# [Task to complete]
Take every line from the listing below that contains "Funds".

# [Records]
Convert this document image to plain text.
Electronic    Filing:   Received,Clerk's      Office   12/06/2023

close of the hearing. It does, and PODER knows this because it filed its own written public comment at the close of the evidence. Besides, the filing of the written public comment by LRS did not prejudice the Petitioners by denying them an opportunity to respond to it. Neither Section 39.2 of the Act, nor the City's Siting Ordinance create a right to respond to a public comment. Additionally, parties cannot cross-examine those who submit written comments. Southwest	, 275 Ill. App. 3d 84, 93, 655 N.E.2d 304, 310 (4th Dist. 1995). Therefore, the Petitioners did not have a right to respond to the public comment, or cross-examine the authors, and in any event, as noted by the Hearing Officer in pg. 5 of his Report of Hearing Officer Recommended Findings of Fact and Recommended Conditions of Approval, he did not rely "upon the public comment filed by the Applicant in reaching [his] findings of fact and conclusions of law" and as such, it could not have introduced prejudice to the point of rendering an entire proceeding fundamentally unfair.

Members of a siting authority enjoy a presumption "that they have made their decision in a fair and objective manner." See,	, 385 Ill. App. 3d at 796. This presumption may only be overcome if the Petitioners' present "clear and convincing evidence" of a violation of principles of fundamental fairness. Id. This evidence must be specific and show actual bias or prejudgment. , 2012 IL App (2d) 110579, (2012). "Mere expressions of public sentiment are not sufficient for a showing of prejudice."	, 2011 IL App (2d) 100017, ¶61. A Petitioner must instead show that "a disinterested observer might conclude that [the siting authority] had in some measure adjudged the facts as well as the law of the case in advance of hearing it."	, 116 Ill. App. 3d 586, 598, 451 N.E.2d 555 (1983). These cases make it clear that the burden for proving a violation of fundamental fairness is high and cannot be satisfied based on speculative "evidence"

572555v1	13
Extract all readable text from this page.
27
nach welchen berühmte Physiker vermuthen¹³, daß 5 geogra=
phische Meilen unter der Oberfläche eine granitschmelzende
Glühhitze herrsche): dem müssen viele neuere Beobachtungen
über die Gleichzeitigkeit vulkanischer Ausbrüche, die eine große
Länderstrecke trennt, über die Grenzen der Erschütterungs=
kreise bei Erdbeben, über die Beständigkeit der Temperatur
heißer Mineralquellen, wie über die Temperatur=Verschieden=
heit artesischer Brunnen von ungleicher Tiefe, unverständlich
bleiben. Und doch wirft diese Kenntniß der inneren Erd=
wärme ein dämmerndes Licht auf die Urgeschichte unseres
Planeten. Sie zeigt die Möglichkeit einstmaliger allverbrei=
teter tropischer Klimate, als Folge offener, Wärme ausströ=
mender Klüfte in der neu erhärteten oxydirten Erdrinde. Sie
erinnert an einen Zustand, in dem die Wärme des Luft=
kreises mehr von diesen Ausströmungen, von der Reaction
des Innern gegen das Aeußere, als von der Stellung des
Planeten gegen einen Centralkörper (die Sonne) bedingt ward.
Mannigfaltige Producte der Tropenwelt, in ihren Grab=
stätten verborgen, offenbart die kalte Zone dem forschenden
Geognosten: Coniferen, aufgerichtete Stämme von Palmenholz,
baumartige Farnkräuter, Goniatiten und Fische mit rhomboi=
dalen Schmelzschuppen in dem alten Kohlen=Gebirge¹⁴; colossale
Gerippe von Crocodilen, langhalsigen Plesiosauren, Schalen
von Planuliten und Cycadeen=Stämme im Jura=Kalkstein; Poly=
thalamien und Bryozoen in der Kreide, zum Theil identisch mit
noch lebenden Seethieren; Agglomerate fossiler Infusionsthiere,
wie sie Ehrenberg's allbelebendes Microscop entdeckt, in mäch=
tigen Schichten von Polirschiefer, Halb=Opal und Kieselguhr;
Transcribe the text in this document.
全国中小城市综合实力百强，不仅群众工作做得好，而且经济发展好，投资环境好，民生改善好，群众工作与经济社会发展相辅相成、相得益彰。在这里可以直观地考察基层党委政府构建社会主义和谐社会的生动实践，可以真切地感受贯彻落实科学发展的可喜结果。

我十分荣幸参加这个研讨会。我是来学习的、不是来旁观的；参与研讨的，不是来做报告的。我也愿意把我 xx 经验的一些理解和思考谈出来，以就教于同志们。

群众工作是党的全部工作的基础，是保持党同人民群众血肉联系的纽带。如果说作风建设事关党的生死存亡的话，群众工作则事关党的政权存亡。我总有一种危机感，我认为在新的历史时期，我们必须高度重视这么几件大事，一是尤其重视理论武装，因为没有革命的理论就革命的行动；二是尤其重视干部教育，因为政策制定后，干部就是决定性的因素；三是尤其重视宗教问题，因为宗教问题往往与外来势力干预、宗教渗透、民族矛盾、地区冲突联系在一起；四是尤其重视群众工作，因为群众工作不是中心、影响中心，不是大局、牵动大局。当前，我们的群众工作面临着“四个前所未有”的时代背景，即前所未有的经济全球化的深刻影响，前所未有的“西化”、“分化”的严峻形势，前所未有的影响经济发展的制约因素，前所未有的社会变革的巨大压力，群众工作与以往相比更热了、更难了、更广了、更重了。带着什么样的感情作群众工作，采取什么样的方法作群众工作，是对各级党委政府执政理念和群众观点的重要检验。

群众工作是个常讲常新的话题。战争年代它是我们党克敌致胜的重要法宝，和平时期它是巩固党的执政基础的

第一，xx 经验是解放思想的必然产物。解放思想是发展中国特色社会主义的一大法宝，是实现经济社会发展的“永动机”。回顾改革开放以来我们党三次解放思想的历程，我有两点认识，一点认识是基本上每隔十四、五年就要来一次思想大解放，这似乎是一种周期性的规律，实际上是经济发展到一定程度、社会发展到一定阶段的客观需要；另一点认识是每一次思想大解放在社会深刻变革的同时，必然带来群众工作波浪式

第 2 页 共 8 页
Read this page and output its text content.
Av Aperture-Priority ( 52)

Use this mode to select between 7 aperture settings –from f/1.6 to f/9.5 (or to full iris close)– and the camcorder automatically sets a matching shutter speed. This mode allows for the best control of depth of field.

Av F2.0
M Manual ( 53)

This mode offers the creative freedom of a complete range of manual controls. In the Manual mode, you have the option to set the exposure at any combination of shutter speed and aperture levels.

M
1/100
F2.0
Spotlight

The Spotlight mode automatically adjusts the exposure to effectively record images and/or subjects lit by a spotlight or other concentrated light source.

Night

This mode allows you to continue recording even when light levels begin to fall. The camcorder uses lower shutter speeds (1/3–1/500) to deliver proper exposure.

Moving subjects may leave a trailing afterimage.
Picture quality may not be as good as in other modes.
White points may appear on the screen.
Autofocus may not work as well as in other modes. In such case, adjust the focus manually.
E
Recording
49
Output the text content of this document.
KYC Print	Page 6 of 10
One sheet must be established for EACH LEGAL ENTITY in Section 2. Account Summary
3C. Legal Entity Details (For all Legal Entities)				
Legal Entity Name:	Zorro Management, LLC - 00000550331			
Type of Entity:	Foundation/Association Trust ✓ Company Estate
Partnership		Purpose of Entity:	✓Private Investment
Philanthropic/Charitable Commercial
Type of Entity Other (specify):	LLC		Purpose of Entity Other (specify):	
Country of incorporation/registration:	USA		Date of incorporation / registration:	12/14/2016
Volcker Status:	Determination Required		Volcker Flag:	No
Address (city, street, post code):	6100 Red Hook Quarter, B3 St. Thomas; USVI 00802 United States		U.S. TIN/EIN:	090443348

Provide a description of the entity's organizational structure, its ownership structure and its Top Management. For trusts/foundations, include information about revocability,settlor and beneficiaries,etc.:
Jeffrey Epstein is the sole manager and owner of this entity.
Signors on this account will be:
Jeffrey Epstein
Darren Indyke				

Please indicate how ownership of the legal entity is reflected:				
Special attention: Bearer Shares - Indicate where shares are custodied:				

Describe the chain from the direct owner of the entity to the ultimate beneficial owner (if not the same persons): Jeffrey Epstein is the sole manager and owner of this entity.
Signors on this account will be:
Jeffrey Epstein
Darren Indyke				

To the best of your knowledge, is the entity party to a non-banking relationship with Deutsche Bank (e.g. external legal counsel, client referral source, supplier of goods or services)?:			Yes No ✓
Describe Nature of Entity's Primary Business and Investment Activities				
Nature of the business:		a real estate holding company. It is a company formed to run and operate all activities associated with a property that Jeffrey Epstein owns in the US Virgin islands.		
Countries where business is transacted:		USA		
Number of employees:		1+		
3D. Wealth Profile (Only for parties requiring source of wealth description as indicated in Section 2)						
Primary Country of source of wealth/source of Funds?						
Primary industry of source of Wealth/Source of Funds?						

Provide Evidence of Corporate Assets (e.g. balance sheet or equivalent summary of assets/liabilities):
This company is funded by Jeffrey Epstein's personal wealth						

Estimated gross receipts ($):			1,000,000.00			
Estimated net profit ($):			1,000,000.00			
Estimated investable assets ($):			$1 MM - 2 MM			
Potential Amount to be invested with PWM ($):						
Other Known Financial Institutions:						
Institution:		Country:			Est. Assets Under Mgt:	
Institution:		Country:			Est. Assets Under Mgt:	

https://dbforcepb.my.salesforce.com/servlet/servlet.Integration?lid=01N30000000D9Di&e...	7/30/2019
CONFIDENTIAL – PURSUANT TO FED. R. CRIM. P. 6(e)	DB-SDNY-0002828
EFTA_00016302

# [Solution for this problem]
Primary Country of source of wealth/source of Funds?						
Primary industry of source of Wealth/Source of Funds?						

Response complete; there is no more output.